» DIRECTION
Reproduce all entries precisely as they are written.

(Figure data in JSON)
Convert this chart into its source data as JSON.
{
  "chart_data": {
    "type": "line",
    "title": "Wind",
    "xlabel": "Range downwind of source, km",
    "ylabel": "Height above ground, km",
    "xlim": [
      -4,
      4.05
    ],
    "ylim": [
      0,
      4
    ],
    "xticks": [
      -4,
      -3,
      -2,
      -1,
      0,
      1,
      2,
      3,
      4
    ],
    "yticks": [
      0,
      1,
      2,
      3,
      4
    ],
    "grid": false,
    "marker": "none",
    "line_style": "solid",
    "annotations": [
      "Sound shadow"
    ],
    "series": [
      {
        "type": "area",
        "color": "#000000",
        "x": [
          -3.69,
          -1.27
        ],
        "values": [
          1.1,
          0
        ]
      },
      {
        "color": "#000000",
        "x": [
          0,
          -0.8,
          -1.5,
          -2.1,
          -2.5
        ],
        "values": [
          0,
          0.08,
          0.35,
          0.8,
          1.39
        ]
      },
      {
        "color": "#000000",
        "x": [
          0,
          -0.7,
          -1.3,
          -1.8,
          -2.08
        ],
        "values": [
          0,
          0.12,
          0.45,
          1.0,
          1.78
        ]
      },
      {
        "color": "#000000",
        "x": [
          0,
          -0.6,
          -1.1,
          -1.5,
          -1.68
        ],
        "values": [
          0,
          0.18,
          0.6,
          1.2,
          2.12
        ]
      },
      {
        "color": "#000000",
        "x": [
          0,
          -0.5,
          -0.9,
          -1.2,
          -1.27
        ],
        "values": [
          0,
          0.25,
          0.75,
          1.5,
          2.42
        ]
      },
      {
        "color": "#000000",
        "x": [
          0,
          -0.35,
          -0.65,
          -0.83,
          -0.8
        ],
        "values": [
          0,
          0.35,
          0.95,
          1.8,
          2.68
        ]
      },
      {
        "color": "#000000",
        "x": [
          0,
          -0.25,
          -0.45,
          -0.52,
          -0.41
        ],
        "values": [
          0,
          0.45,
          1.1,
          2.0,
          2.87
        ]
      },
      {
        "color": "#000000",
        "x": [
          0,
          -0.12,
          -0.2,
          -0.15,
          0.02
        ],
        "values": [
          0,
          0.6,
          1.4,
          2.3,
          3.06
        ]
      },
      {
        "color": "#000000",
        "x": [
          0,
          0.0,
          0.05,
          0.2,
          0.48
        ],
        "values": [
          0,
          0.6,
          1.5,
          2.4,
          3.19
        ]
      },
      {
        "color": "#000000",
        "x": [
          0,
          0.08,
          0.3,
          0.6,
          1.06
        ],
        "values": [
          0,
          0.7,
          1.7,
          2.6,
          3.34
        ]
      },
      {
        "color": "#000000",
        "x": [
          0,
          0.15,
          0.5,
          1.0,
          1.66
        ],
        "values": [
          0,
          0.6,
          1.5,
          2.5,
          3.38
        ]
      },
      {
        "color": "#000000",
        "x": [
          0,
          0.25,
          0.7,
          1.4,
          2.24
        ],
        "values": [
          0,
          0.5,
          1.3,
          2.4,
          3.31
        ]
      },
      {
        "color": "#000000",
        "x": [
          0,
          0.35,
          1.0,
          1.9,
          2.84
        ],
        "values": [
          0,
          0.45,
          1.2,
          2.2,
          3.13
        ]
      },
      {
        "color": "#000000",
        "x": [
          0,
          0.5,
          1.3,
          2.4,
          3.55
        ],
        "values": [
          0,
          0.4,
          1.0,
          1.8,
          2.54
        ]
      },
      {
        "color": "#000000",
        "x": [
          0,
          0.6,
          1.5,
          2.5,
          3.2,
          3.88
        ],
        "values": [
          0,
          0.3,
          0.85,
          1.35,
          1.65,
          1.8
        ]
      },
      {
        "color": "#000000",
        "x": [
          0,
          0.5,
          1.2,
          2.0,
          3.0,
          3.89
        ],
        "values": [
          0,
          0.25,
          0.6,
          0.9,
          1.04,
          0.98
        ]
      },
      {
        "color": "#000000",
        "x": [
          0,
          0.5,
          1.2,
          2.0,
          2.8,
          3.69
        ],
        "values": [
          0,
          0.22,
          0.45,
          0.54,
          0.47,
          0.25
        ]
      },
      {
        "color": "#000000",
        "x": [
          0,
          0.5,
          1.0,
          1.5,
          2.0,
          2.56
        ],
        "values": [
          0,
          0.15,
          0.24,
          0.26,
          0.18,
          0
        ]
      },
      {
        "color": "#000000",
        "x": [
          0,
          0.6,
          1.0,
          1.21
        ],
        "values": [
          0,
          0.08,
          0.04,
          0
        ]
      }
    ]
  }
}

» RESULT
Convert this chart into its source data as JSON.
{
  "chart_data": {
    "type": "line",
    "title": "Wind",
    "xlabel": "Range downwind of source, km",
    "ylabel": "Height above ground, km",
    "xlim": [
      -4,
      4.05
    ],
    "ylim": [
      0,
      4
    ],
    "xticks": [
      -4,
      -3,
      -2,
      -1,
      0,
      1,
      2,
      3,
      4
    ],
    "yticks": [
      0,
      1,
      2,
      3,
      4
    ],
    "grid": false,
    "marker": "none",
    "line_style": "solid",
    "annotations": [
      "Sound shadow"
    ],
    "series": [
      {
        "type": "area",
        "color": "#000000",
        "x": [
          -3.69,
          -1.27
        ],
        "values": [
          1.1,
          0
        ]
      },
      {
        "color": "#000000",
        "x": [
          0,
          -0.8,
          -1.5,
          -2.1,
          -2.5
        ],
        "values": [
          0,
          0.08,
          0.35,
          0.8,
          1.39
        ]
      },
      {
        "color": "#000000",
        "x": [
          0,
          -0.7,
          -1.3,
          -1.8,
          -2.08
        ],
        "values": [
          0,
          0.12,
          0.45,
          1.0,
          1.78
        ]
      },
      {
        "color": "#000000",
        "x": [
          0,
          -0.6,
          -1.1,
          -1.5,
          -1.68
        ],
        "values": [
          0,
          0.18,
          0.6,
          1.2,
          2.12
        ]
      },
      {
        "color": "#000000",
        "x": [
          0,
          -0.5,
          -0.9,
          -1.2,
          -1.27
        ],
        "values": [
          0,
          0.25,
          0.75,
          1.5,
          2.42
        ]
      },
      {
        "color": "#000000",
        "x": [
          0,
          -0.35,
          -0.65,
          -0.83,
          -0.8
        ],
        "values": [
          0,
          0.35,
          0.95,
          1.8,
          2.68
        ]
      },
      {
        "color": "#000000",
        "x": [
          0,
          -0.25,
          -0.45,
          -0.52,
          -0.41
        ],
        "values": [
          0,
          0.45,
          1.1,
          2.0,
          2.87
        ]
      },
      {
        "color": "#000000",
        "x": [
          0,
          -0.12,
          -0.2,
          -0.15,
          0.02
        ],
        "values": [
          0,
          0.6,
          1.4,
          2.3,
          3.06
        ]
      },
      {
        "color": "#000000",
        "x": [
          0,
          0.0,
          0.05,
          0.2,
          0.48
        ],
        "values": [
          0,
          0.6,
          1.5,
          2.4,
          3.19
        ]
      },
      {
        "color": "#000000",
        "x": [
          0,
          0.08,
          0.3,
          0.6,
          1.06
        ],
        "values": [
          0,
          0.7,
          1.7,
          2.6,
          3.34
        ]
      },
      {
        "color": "#000000",
        "x": [
          0,
          0.15,
          0.5,
          1.0,
          1.66
        ],
        "values": [
          0,
          0.6,
          1.5,
          2.5,
          3.38
        ]
      },
      {
        "color": "#000000",
        "x": [
          0,
          0.25,
          0.7,
          1.4,
          2.24
        ],
        "values": [
          0,
          0.5,
          1.3,
          2.4,
          3.31
        ]
      },
      {
        "color": "#000000",
        "x": [
          0,
          0.35,
          1.0,
          1.9,
          2.84
        ],
        "values": [
          0,
          0.45,
          1.2,
          2.2,
          3.13
        ]
      },
      {
        "color": "#000000",
        "x": [
          0,
          0.5,
          1.3,
          2.4,
          3.55
        ],
        "values": [
          0,
          0.4,
          1.0,
          1.8,
          2.54
        ]
      },
      {
        "color": "#000000",
        "x": [
          0,
          0.6,
          1.5,
          2.5,
          3.2,
          3.88
        ],
        "values": [
          0,
          0.3,
          0.85,
          1.35,
          1.65,
          1.8
        ]
      },
      {
        "color": "#000000",
        "x": [
          0,
          0.5,
          1.2,
          2.0,
          3.0,
          3.89
        ],
        "values": [
          0,
          0.25,
          0.6,
          0.9,
          1.04,
          0.98
        ]
      },
      {
        "color": "#000000",
        "x": [
          0,
          0.5,
          1.2,
          2.0,
          2.8,
          3.69
        ],
        "values": [
          0,
          0.22,
          0.45,
          0.54,
          0.47,
          0.25
        ]
      },
      {
        "color": "#000000",
        "x": [
          0,
          0.5,
          1.0,
          1.5,
          2.0,
          2.56
        ],
        "values": [
          0,
          0.15,
          0.24,
          0.26,
          0.18,
          0
        ]
      },
      {
        "color": "#000000",
        "x": [
          0,
          0.6,
          1.0,
          1.21
        ],
        "values": [
          0,
          0.08,
          0.04,
          0
        ]
      }
    ]
  }
}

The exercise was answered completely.